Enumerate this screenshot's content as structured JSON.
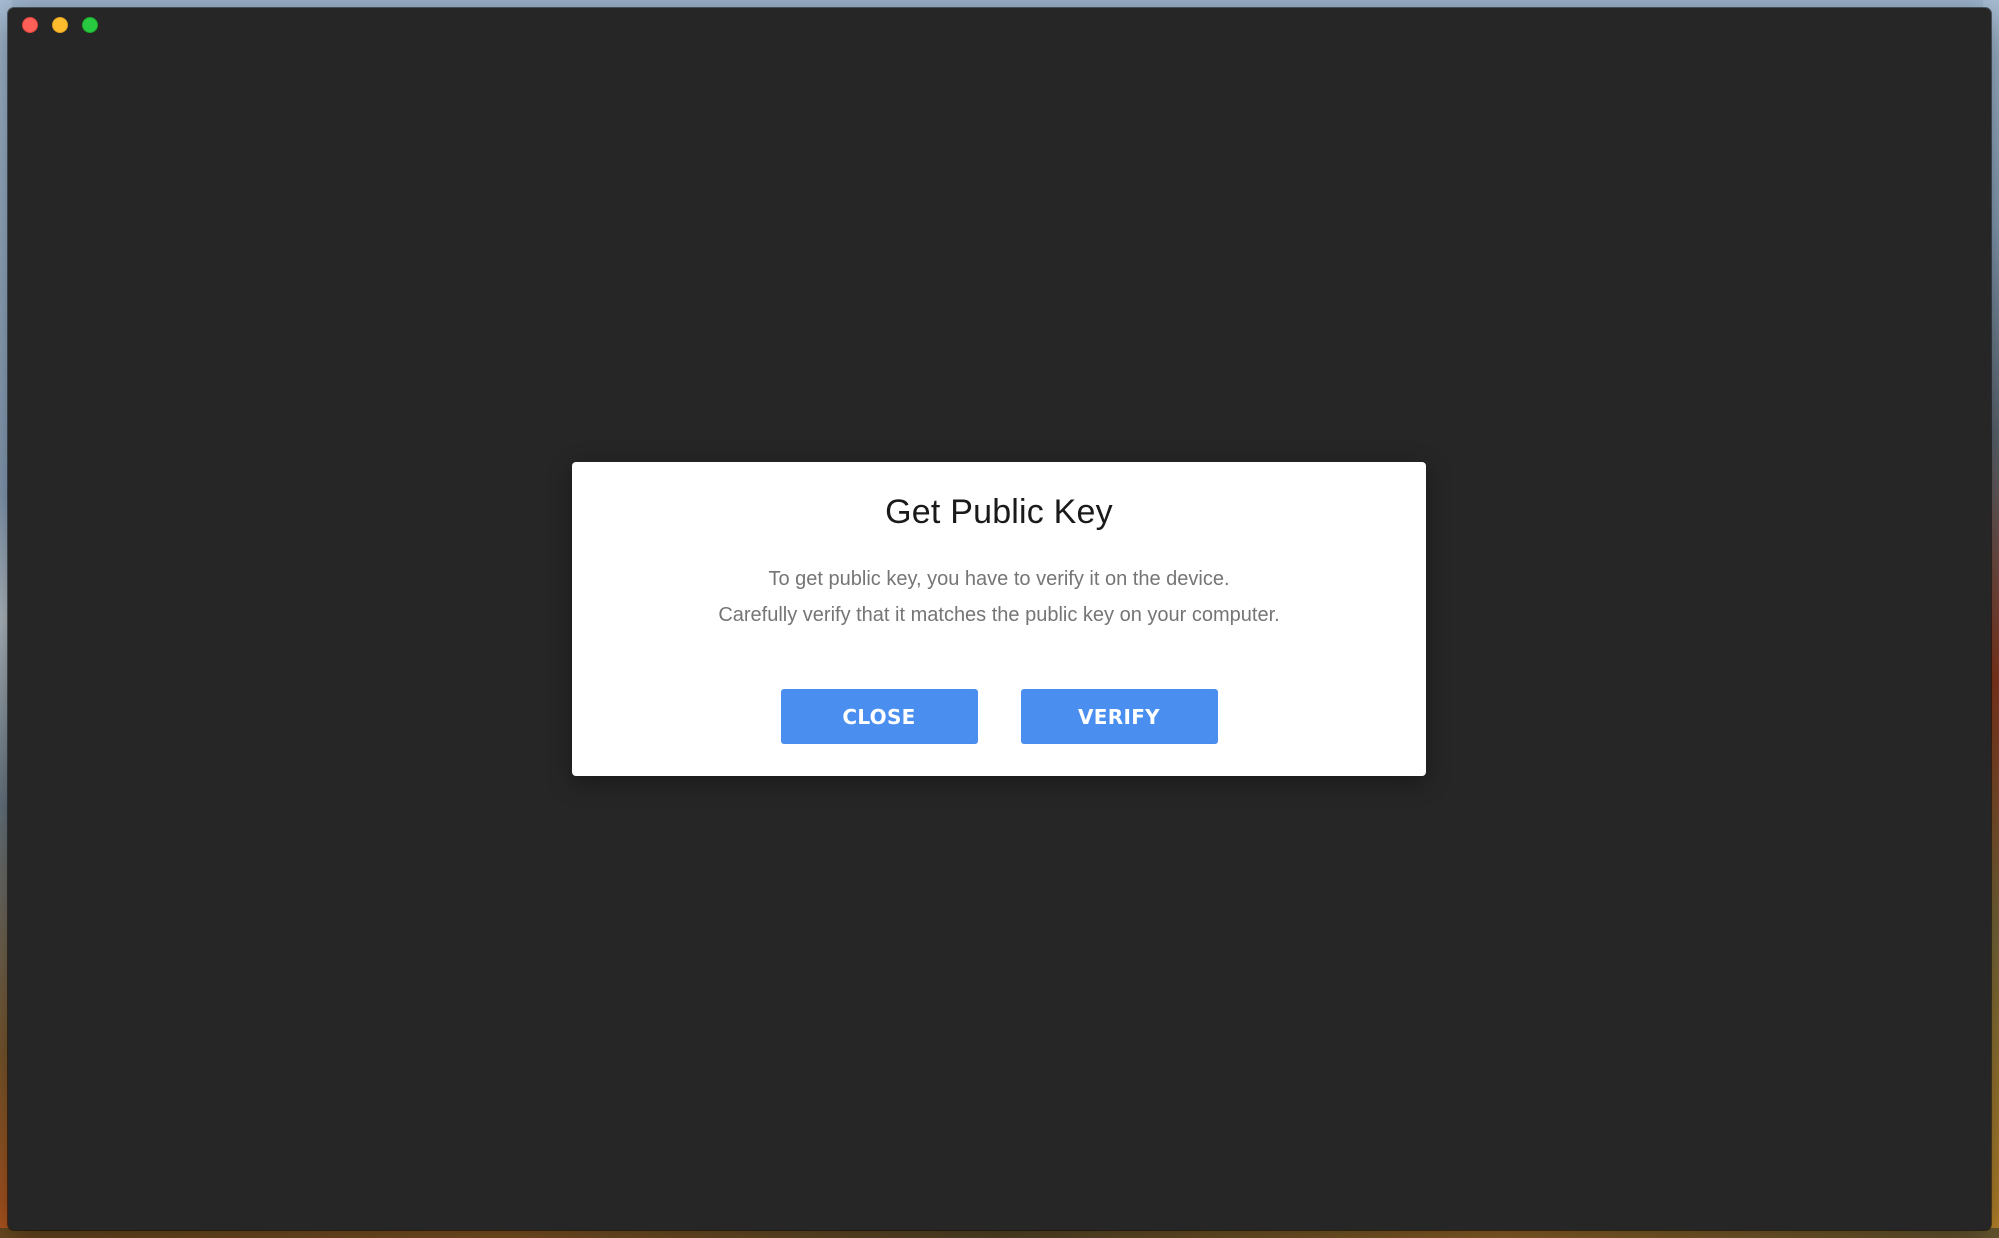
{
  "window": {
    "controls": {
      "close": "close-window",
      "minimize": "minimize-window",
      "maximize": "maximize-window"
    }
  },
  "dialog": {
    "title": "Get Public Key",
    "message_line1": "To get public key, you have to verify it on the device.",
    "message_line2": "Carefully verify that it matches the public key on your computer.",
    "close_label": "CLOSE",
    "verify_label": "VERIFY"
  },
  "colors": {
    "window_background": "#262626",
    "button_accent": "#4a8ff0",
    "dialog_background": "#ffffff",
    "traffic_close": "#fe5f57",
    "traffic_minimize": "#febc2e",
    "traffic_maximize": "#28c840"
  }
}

****************

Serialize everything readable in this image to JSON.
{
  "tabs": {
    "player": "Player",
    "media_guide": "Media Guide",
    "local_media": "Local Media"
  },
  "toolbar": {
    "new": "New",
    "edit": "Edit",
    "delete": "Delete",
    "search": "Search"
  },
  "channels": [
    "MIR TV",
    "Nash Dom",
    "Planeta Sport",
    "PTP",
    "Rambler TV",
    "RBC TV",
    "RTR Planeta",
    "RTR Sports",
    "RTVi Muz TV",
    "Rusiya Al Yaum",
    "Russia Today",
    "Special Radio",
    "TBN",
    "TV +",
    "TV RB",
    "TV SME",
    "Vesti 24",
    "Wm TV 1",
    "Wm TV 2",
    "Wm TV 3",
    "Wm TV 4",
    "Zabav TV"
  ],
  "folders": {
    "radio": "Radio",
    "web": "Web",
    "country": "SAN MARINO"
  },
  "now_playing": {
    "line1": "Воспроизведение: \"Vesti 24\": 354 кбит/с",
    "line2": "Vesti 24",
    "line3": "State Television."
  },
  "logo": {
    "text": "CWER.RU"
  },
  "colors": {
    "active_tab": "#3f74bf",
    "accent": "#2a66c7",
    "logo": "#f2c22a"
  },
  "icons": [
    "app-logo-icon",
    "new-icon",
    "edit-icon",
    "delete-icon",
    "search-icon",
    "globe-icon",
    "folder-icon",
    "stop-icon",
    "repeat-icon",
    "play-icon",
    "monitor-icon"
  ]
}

****************

Given problem: Identify each line containing the string "Vesti" and copy it out.

Written answer:
    "Vesti 24",
    "line1": "Воспроизведение: \"Vesti 24\": 354 кбит/с",
    "line2": "Vesti 24",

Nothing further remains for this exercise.